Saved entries
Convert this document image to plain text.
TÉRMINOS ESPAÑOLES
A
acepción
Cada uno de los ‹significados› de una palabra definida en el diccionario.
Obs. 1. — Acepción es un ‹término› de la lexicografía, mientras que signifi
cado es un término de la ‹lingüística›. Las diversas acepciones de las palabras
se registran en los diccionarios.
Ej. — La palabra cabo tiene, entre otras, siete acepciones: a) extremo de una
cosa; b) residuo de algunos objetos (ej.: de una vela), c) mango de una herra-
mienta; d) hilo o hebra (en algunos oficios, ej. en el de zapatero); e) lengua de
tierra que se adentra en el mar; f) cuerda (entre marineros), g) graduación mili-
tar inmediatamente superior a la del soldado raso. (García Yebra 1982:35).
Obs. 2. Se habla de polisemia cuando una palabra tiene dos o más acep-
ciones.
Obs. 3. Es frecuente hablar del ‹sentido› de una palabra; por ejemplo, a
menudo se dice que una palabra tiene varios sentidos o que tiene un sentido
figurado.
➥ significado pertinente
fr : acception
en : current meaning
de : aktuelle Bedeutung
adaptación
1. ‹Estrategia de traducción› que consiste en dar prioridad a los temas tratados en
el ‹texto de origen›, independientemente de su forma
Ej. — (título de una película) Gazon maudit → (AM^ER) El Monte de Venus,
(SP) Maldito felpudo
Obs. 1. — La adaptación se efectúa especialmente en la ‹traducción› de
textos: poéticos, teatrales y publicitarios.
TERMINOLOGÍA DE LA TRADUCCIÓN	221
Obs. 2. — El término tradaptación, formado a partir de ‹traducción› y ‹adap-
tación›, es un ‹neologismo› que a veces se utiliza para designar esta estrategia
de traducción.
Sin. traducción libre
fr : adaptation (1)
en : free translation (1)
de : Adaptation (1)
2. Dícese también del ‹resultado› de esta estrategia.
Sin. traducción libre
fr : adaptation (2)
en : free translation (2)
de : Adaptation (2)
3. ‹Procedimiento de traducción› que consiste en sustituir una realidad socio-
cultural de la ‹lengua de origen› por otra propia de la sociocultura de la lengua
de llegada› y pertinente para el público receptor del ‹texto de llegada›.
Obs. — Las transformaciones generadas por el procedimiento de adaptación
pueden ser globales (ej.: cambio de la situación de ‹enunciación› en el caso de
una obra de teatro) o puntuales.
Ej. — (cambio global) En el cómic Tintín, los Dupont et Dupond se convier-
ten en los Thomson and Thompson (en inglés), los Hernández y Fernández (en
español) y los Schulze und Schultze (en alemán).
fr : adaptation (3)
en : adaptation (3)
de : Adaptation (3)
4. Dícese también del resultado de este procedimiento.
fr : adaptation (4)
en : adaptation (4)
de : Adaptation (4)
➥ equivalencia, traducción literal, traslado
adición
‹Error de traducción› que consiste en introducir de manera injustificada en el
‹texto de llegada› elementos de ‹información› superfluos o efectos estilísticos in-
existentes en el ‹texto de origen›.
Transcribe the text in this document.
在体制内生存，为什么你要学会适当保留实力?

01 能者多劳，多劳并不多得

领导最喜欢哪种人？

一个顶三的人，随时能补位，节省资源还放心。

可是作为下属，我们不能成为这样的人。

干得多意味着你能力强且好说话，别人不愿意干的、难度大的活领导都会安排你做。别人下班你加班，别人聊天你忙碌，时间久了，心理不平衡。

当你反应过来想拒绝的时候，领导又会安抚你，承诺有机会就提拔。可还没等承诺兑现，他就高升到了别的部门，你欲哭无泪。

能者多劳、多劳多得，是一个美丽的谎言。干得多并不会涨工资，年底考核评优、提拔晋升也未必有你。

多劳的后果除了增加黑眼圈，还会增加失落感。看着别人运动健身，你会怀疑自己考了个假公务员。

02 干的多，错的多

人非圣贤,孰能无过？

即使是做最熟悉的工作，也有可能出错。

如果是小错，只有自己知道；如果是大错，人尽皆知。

▸ **Written request**
Reproduce the material precisely, including every line.

▸ **Solution for this task**
Convert this document image to plain text.
TÉRMINOS ESPAÑOLES
A
acepción
Cada uno de los ‹significados› de una palabra definida en el diccionario.
Obs. 1. — Acepción es un ‹término› de la lexicografía, mientras que signifi
cado es un término de la ‹lingüística›. Las diversas acepciones de las palabras
se registran en los diccionarios.
Ej. — La palabra cabo tiene, entre otras, siete acepciones: a) extremo de una
cosa; b) residuo de algunos objetos (ej.: de una vela), c) mango de una herra-
mienta; d) hilo o hebra (en algunos oficios, ej. en el de zapatero); e) lengua de
tierra que se adentra en el mar; f) cuerda (entre marineros), g) graduación mili-
tar inmediatamente superior a la del soldado raso. (García Yebra 1982:35).
Obs. 2. Se habla de polisemia cuando una palabra tiene dos o más acep-
ciones.
Obs. 3. Es frecuente hablar del ‹sentido› de una palabra; por ejemplo, a
menudo se dice que una palabra tiene varios sentidos o que tiene un sentido
figurado.
➥ significado pertinente
fr : acception
en : current meaning
de : aktuelle Bedeutung
adaptación
1. ‹Estrategia de traducción› que consiste en dar prioridad a los temas tratados en
el ‹texto de origen›, independientemente de su forma
Ej. — (título de una película) Gazon maudit → (AM^ER) El Monte de Venus,
(SP) Maldito felpudo
Obs. 1. — La adaptación se efectúa especialmente en la ‹traducción› de
textos: poéticos, teatrales y publicitarios.
TERMINOLOGÍA DE LA TRADUCCIÓN	221
Obs. 2. — El término tradaptación, formado a partir de ‹traducción› y ‹adap-
tación›, es un ‹neologismo› que a veces se utiliza para designar esta estrategia
de traducción.
Sin. traducción libre
fr : adaptation (1)
en : free translation (1)
de : Adaptation (1)
2. Dícese también del ‹resultado› de esta estrategia.
Sin. traducción libre
fr : adaptation (2)
en : free translation (2)
de : Adaptation (2)
3. ‹Procedimiento de traducción› que consiste en sustituir una realidad socio-
cultural de la ‹lengua de origen› por otra propia de la sociocultura de la lengua
de llegada› y pertinente para el público receptor del ‹texto de llegada›.
Obs. — Las transformaciones generadas por el procedimiento de adaptación
pueden ser globales (ej.: cambio de la situación de ‹enunciación› en el caso de
una obra de teatro) o puntuales.
Ej. — (cambio global) En el cómic Tintín, los Dupont et Dupond se convier-
ten en los Thomson and Thompson (en inglés), los Hernández y Fernández (en
español) y los Schulze und Schultze (en alemán).
fr : adaptation (3)
en : adaptation (3)
de : Adaptation (3)
4. Dícese también del resultado de este procedimiento.
fr : adaptation (4)
en : adaptation (4)
de : Adaptation (4)
➥ equivalencia, traducción literal, traslado
adición
‹Error de traducción› que consiste en introducir de manera injustificada en el
‹texto de llegada› elementos de ‹información› superfluos o efectos estilísticos in-
existentes en el ‹texto de origen›.
Transcribe the text in this document.
在体制内生存，为什么你要学会适当保留实力?

01 能者多劳，多劳并不多得

领导最喜欢哪种人？

一个顶三的人，随时能补位，节省资源还放心。

可是作为下属，我们不能成为这样的人。

干得多意味着你能力强且好说话，别人不愿意干的、难度大的活领导都会安排你做。别人下班你加班，别人聊天你忙碌，时间久了，心理不平衡。

当你反应过来想拒绝的时候，领导又会安抚你，承诺有机会就提拔。可还没等承诺兑现，他就高升到了别的部门，你欲哭无泪。

能者多劳、多劳多得，是一个美丽的谎言。干得多并不会涨工资，年底考核评优、提拔晋升也未必有你。

多劳的后果除了增加黑眼圈，还会增加失落感。看着别人运动健身，你会怀疑自己考了个假公务员。

02 干的多，错的多

人非圣贤,孰能无过？

即使是做最熟悉的工作，也有可能出错。

如果是小错，只有自己知道；如果是大错，人尽皆知。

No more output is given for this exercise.